+++ DATA LISTING

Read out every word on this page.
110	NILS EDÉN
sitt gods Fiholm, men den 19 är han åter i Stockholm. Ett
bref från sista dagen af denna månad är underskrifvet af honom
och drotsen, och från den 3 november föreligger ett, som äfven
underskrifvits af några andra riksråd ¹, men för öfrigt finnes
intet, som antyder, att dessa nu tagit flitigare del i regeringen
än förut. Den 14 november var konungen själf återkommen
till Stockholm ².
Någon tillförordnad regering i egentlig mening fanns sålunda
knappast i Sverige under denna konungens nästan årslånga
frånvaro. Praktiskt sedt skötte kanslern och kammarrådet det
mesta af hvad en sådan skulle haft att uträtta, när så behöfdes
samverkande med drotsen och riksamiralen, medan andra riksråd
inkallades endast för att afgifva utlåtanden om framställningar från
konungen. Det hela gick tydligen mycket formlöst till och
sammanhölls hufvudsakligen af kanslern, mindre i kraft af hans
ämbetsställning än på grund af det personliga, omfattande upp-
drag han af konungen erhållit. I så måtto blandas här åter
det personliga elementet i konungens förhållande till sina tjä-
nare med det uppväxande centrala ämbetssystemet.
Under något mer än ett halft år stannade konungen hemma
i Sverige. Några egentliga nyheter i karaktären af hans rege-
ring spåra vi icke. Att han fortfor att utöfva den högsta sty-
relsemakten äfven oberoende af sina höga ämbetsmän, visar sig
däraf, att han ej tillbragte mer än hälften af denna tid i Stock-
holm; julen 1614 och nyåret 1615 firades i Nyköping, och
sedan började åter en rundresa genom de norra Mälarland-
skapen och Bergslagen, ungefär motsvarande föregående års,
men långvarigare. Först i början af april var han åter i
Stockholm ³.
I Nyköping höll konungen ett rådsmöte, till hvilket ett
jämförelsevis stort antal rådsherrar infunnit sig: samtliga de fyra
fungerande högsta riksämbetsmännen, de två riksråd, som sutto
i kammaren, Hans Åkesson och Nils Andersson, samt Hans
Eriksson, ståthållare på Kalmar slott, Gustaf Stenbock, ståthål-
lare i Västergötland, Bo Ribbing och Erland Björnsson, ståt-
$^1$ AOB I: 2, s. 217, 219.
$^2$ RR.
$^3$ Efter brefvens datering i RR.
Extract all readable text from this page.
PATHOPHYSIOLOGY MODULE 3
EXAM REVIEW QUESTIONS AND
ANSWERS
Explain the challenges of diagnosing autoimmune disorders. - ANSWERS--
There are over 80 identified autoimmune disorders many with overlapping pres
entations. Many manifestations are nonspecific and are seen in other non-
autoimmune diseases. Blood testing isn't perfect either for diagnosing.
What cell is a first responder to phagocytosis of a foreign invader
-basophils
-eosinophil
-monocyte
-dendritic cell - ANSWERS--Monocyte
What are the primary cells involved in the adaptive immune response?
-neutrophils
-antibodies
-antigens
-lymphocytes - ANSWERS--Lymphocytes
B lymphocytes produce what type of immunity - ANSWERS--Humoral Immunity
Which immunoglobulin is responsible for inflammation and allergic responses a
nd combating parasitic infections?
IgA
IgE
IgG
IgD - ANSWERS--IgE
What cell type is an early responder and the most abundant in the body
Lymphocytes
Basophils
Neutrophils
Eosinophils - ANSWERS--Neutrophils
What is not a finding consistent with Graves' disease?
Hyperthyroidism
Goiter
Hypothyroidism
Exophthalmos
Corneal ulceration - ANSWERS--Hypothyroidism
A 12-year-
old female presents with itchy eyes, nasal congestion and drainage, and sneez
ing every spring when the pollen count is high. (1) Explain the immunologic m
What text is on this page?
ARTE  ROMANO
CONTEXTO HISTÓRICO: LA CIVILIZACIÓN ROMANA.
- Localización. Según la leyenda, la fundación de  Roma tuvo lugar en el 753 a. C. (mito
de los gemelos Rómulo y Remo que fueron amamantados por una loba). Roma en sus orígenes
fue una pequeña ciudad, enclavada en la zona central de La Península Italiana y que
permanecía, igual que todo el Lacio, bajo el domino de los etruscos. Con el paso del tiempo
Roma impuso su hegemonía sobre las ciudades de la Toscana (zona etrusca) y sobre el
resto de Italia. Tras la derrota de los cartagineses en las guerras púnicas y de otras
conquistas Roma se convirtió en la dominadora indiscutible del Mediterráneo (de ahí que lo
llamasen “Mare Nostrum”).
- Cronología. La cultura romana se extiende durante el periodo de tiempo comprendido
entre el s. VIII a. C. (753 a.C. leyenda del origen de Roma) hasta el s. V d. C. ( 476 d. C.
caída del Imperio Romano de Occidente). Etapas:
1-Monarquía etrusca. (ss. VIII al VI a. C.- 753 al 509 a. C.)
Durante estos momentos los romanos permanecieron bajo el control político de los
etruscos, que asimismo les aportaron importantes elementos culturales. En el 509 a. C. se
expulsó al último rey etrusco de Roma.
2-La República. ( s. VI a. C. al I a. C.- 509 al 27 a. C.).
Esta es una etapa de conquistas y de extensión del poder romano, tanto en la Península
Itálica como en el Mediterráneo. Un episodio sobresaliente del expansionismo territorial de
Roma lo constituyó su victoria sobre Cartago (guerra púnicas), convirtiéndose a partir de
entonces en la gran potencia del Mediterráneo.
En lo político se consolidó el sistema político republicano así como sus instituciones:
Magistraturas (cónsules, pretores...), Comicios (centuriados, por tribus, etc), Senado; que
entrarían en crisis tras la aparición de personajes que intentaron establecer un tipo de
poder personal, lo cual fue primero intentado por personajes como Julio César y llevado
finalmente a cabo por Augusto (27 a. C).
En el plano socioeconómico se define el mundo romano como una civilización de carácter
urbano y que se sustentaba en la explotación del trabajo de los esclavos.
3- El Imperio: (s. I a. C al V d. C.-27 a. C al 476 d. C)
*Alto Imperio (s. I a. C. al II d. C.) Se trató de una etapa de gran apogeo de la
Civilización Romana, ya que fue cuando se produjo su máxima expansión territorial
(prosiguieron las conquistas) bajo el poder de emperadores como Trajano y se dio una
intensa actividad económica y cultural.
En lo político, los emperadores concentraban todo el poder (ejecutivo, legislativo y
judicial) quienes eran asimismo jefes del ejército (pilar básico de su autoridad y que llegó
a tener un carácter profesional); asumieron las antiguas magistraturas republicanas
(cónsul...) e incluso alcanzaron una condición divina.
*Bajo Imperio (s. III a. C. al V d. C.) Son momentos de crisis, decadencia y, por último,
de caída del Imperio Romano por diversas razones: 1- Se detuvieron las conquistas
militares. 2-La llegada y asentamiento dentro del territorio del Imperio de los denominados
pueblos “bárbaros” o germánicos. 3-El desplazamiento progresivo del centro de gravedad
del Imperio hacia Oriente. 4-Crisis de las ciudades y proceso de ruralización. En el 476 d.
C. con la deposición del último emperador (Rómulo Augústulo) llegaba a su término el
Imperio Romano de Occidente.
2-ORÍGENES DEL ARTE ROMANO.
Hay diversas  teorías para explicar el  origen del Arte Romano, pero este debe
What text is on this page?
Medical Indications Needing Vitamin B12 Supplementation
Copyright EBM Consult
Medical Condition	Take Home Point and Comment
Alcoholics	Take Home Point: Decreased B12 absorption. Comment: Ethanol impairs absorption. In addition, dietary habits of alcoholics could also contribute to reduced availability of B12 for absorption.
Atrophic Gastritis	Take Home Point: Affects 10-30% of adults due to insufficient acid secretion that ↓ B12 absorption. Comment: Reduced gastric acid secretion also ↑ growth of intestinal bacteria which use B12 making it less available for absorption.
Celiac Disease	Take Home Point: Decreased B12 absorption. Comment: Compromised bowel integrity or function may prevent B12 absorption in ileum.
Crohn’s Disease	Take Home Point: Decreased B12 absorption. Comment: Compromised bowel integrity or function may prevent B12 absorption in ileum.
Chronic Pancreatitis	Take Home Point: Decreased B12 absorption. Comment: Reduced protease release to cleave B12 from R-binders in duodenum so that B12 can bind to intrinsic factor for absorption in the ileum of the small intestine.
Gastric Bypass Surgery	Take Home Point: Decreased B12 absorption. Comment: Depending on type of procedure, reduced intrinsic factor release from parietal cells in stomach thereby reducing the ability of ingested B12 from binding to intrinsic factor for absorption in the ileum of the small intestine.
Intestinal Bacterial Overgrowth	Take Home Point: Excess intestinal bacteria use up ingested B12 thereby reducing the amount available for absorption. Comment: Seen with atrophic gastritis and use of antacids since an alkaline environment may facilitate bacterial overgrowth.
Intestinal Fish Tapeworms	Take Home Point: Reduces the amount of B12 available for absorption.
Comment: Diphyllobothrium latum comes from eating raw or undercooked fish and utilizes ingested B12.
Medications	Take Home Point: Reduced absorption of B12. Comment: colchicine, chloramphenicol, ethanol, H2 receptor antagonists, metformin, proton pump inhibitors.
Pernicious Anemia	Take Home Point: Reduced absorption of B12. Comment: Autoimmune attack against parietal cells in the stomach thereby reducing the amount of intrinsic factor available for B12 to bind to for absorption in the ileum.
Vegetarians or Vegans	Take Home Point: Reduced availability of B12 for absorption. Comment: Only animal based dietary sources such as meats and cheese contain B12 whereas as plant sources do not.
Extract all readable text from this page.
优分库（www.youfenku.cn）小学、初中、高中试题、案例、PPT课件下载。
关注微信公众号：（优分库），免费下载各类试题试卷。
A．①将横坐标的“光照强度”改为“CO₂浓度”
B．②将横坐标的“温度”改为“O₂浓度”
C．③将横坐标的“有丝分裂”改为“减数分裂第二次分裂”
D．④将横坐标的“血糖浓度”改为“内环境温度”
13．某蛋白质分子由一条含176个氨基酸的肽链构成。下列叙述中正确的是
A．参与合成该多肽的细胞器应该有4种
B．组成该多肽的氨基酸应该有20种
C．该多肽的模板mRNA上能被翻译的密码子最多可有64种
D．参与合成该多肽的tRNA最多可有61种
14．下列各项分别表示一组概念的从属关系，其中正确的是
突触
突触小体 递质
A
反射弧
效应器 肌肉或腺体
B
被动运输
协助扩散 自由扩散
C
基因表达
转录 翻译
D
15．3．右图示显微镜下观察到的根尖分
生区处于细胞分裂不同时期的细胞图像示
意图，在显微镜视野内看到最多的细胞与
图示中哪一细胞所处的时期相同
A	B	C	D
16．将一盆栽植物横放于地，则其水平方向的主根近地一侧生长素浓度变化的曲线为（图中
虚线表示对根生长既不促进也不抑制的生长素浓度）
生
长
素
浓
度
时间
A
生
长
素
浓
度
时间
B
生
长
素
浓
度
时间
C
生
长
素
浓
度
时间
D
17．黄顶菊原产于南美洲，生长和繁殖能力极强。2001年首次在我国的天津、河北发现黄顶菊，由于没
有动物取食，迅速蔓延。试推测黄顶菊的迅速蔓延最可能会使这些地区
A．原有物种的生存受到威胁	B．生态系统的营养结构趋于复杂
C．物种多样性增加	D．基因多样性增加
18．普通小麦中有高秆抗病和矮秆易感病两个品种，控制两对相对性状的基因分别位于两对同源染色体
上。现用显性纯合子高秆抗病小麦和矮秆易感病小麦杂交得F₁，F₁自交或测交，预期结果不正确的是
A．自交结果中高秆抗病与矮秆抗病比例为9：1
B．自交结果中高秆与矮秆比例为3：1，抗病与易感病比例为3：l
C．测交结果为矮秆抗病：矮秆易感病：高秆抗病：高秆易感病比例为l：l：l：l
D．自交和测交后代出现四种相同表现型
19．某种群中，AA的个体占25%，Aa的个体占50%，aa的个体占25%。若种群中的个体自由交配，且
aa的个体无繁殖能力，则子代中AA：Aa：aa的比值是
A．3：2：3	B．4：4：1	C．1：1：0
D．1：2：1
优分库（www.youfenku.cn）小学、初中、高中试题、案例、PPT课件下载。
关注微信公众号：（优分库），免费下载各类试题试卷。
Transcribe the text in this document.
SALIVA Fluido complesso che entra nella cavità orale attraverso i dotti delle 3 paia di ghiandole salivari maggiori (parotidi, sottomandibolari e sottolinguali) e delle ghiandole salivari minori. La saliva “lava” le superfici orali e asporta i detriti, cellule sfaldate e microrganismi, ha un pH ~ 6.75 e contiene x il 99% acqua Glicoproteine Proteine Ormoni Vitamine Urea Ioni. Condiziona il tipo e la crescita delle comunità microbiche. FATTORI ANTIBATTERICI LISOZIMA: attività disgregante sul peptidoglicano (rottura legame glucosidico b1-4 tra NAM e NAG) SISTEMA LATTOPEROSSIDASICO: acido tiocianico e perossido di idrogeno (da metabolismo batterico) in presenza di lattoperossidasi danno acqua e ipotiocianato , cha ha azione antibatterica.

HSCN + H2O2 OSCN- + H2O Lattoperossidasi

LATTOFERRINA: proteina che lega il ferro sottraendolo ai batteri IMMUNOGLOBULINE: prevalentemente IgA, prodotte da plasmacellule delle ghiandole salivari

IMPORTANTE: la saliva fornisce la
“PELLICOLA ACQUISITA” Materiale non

++++++

PROBLEM TO SOLVE
Write out every line of the data that holds the word "Imperio".

WRITTEN ANSWER
caída del Imperio Romano de Occidente). Etapas:
3- El Imperio: (s. I a. C al V d. C.-27 a. C al 476 d. C)
*Alto Imperio (s. I a. C. al II d. C.) Se trató de una etapa de gran apogeo de la
*Bajo Imperio (s. III a. C. al V d. C.) Son momentos de crisis, decadencia y, por último,
de caída del Imperio Romano por diversas razones: 1- Se detuvieron las conquistas
militares. 2-La llegada y asentamiento dentro del territorio del Imperio de los denominados
del Imperio hacia Oriente. 4-Crisis de las ciudades y proceso de ruralización. En el 476 d.
Imperio Romano de Occidente.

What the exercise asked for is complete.